**AIM OF THE TASK:**
Filter the records below and copy every line containing the word "время".
+++ RECORD EXTRACTS +++
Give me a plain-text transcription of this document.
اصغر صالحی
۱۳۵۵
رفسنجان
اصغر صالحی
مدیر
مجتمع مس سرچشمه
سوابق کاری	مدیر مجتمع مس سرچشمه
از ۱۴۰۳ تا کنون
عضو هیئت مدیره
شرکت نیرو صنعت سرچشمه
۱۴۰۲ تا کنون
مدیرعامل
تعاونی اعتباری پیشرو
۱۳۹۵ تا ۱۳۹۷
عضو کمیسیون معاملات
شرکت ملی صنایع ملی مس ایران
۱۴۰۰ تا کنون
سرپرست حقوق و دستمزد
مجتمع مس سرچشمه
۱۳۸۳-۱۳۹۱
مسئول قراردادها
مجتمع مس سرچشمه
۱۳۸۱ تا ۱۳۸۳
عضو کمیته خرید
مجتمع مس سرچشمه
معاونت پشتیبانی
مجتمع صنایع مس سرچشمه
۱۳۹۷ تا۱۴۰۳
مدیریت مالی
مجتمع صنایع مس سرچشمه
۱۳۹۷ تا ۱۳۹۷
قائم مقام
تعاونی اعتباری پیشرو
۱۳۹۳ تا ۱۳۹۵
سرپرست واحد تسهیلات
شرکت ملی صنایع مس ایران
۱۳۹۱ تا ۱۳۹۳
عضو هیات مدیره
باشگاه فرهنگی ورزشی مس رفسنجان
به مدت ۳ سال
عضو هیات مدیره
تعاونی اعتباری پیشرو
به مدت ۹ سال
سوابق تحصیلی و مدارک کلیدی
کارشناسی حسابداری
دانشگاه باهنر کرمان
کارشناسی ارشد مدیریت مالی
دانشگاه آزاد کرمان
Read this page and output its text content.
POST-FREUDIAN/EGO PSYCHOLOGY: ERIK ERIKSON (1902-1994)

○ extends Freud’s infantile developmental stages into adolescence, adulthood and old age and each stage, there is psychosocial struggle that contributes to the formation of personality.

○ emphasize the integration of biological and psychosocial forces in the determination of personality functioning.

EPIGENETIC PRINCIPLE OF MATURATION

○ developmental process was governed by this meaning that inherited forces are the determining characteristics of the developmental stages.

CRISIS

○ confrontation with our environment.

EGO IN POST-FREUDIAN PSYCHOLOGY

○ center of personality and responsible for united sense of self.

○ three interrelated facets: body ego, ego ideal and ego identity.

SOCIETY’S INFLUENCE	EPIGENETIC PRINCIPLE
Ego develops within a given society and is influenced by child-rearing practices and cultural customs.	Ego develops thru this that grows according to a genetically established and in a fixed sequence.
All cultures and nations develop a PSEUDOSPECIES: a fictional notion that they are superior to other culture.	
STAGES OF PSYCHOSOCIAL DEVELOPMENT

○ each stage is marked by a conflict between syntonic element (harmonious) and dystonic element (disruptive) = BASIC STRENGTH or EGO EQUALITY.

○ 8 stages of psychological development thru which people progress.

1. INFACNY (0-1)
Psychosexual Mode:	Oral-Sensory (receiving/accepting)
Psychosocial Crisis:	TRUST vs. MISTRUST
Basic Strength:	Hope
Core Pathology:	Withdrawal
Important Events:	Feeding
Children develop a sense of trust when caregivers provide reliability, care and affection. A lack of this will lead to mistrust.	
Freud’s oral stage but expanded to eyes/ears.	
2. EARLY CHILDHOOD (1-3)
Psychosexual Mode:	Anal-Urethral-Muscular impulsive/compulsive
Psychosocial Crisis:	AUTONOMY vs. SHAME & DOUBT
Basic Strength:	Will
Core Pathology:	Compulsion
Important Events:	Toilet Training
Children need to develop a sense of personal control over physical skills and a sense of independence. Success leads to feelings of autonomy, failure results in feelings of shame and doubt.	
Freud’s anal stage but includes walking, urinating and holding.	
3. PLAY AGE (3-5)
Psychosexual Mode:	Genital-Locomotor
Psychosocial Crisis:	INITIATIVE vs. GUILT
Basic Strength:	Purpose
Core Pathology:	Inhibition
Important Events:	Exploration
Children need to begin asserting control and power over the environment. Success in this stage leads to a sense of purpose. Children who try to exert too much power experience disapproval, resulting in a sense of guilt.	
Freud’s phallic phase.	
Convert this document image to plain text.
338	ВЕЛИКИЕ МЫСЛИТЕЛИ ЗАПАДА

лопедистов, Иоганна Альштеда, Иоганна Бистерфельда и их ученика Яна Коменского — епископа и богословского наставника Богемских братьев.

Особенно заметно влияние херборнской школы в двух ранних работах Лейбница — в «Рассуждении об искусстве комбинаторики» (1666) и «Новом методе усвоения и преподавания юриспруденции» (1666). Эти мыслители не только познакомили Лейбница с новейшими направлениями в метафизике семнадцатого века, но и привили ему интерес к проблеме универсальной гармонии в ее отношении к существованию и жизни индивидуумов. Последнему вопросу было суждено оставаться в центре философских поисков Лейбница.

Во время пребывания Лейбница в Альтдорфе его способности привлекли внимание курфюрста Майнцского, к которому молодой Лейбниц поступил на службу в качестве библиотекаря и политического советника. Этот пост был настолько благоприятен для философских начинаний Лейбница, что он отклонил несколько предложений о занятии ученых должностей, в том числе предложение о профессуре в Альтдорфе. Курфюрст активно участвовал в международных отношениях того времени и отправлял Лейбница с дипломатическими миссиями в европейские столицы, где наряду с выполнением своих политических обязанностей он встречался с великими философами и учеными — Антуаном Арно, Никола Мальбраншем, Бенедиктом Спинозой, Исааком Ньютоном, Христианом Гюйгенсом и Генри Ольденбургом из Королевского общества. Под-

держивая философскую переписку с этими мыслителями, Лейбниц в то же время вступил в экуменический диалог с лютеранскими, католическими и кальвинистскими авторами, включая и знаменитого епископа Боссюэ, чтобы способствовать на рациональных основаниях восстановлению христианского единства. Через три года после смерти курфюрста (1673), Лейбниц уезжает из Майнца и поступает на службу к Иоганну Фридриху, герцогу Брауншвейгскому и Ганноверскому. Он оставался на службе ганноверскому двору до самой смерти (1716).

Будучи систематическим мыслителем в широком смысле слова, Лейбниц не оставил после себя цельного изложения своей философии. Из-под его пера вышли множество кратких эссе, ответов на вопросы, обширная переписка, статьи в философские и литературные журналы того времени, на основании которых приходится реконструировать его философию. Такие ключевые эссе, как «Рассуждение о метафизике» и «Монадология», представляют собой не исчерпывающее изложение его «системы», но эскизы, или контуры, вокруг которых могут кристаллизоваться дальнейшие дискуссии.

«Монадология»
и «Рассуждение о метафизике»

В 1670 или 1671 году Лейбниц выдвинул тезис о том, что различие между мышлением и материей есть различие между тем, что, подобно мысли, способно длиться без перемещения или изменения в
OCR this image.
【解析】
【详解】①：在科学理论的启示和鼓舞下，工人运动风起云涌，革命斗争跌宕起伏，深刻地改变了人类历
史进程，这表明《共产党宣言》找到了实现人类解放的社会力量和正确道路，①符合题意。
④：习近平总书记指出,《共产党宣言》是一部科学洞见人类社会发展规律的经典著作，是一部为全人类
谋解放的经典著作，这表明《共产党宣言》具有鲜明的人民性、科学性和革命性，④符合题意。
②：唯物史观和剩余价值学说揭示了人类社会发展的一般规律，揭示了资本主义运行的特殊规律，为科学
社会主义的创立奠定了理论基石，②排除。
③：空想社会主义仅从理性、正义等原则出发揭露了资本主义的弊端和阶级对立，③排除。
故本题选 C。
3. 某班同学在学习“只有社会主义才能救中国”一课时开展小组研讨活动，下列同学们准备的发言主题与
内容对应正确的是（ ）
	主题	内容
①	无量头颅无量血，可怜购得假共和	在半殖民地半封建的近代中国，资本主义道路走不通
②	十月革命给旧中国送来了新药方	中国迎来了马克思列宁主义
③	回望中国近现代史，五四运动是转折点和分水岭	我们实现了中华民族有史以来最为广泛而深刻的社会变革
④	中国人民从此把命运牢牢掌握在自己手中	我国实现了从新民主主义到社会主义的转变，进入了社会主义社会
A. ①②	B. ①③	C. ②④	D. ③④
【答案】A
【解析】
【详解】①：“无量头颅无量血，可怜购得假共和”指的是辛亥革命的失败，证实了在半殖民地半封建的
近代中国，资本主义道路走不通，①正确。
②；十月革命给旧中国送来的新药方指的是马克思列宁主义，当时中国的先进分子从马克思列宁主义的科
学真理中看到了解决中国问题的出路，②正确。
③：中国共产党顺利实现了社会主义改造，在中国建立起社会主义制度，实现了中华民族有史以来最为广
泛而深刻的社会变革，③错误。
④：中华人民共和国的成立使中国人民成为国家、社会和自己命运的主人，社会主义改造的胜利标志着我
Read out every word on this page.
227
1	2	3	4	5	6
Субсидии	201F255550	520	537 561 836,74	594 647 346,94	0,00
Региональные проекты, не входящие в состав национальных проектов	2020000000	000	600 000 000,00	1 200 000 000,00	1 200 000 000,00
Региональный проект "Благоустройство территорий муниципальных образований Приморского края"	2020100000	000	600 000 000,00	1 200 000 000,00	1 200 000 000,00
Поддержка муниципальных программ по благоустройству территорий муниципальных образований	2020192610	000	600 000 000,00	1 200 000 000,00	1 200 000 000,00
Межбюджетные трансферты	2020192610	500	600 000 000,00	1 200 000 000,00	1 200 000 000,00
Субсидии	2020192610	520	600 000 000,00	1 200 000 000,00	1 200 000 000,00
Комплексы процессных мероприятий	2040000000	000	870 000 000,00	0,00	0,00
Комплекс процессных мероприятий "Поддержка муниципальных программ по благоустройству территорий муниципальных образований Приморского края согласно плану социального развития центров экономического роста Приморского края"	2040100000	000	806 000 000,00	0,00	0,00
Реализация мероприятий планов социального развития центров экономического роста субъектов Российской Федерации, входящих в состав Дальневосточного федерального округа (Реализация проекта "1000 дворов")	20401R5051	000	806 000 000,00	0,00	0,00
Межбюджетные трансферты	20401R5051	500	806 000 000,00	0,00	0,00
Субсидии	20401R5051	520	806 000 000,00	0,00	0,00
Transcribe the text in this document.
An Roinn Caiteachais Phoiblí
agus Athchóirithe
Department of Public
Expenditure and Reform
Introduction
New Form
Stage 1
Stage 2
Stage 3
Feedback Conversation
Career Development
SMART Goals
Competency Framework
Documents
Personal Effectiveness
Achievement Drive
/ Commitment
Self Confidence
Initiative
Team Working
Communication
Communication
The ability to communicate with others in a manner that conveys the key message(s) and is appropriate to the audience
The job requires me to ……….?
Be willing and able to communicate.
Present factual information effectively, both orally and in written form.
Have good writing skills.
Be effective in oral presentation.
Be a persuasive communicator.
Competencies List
+++
**TASK RESPONSE:**
Во время пребывания Лейбница в Альтдорфе его способности привлекли внимание курфюрста Майнцского, к которому молодой Лейбниц поступил на службу в качестве библиотекаря и политического советника. Этот пост был настолько благоприятен для философских начинаний Лейбница, что он отклонил несколько предложений о занятии ученых должностей, в том числе предложение о профессуре в Альтдорфе. Курфюрст активно участвовал в международных отношениях того времени и отправлял Лейбница с дипломатическими миссиями в европейские столицы, где наряду с выполнением своих политических обязанностей он встречался с великими философами и учеными — Антуаном Арно, Никола Мальбраншем, Бенедиктом Спинозой, Исааком Ньютоном, Христианом Гюйгенсом и Генри Ольденбургом из Королевского общества. Под-
держивая философскую переписку с этими мыслителями, Лейбниц в то же время вступил в экуменический диалог с лютеранскими, католическими и кальвинистскими авторами, включая и знаменитого епископа Боссюэ, чтобы способствовать на рациональных основаниях восстановлению христианского единства. Через три года после смерти курфюрста (1673), Лейбниц уезжает из Майнца и поступает на службу к Иоганну Фридриху, герцогу Брауншвейгскому и Ганноверскому. Он оставался на службе ганноверскому двору до самой смерти (1716).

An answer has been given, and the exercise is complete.